#### RECORDS PROVIDED:
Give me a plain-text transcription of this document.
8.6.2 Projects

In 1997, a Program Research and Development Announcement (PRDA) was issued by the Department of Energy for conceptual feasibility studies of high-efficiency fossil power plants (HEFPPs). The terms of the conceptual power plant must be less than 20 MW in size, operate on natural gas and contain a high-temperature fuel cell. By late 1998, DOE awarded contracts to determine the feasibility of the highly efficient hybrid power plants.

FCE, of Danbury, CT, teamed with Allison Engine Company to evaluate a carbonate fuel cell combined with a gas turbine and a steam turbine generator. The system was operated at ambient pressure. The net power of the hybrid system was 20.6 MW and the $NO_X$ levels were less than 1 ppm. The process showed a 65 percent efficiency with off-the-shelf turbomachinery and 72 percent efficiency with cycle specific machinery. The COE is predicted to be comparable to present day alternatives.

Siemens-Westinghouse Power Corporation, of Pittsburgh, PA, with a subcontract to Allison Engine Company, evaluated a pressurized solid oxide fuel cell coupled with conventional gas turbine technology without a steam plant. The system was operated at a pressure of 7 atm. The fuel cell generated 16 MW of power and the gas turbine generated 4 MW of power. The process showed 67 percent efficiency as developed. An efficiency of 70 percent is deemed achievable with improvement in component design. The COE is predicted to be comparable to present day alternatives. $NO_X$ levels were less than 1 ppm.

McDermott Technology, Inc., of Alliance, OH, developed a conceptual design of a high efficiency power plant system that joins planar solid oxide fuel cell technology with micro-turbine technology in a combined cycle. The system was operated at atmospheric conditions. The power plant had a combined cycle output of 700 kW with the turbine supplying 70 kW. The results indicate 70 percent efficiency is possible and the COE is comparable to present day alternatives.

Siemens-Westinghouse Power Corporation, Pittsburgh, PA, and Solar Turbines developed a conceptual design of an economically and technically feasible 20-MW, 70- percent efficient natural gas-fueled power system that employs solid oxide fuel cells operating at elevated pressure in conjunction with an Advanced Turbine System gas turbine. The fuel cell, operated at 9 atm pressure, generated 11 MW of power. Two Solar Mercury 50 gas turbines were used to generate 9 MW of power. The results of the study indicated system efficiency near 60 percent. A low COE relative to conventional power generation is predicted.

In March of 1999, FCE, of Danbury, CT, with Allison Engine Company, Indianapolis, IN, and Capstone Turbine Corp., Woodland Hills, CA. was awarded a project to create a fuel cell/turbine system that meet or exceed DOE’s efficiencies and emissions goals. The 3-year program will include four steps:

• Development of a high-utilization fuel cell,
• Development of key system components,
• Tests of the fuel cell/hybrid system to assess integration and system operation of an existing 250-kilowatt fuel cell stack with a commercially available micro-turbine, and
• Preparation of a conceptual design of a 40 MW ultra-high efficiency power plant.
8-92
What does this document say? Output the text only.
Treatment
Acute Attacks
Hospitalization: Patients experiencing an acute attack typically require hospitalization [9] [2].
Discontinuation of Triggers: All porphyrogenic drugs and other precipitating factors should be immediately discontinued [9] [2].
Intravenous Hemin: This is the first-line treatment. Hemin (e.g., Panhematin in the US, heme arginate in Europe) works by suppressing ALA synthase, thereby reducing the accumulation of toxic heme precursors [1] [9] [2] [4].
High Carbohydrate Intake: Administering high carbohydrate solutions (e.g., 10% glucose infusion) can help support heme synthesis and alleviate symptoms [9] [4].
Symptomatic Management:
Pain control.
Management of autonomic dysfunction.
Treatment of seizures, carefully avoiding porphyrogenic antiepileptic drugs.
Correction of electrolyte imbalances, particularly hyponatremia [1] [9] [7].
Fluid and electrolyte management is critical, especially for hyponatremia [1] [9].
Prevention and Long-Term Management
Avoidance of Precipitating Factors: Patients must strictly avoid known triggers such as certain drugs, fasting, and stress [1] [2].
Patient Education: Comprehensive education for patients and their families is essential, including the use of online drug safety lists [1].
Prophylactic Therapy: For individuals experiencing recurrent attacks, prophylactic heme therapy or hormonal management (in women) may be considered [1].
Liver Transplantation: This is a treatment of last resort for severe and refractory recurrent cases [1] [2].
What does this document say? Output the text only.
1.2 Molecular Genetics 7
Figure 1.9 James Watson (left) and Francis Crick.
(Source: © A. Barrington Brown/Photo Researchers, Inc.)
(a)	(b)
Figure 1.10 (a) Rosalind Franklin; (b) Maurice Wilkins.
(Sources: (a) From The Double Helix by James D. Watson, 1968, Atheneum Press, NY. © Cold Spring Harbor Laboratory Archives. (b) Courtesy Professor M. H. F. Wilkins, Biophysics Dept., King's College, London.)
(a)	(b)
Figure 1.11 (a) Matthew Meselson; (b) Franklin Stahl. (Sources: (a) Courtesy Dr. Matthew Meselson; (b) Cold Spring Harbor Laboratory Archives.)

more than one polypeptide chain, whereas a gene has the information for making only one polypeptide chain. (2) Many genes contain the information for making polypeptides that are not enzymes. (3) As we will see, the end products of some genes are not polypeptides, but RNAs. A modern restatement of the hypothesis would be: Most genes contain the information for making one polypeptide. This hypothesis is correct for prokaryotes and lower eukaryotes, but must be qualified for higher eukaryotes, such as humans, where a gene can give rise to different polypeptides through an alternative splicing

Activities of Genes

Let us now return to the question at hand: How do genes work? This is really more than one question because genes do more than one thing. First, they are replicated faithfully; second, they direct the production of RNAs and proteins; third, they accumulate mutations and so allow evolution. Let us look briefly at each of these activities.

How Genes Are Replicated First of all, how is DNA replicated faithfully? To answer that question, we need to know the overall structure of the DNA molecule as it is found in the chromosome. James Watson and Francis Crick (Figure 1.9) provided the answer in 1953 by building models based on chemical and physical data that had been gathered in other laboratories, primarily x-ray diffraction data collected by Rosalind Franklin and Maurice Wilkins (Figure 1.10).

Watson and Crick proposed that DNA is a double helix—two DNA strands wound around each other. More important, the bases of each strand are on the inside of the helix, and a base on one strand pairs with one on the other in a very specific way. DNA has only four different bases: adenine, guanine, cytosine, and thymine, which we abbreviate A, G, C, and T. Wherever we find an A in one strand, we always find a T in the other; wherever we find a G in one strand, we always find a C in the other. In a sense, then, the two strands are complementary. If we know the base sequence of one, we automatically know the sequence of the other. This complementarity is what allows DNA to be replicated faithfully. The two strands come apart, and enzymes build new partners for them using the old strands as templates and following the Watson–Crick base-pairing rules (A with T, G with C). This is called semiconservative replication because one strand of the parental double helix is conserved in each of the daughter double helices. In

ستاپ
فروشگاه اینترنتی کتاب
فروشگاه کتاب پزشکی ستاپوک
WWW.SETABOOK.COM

#### WHAT YOU ARE ASKED TO DO:
Your answer should be a single number: the count of lines in the listing that hold "heme".

#### RESPONSE AREA:
3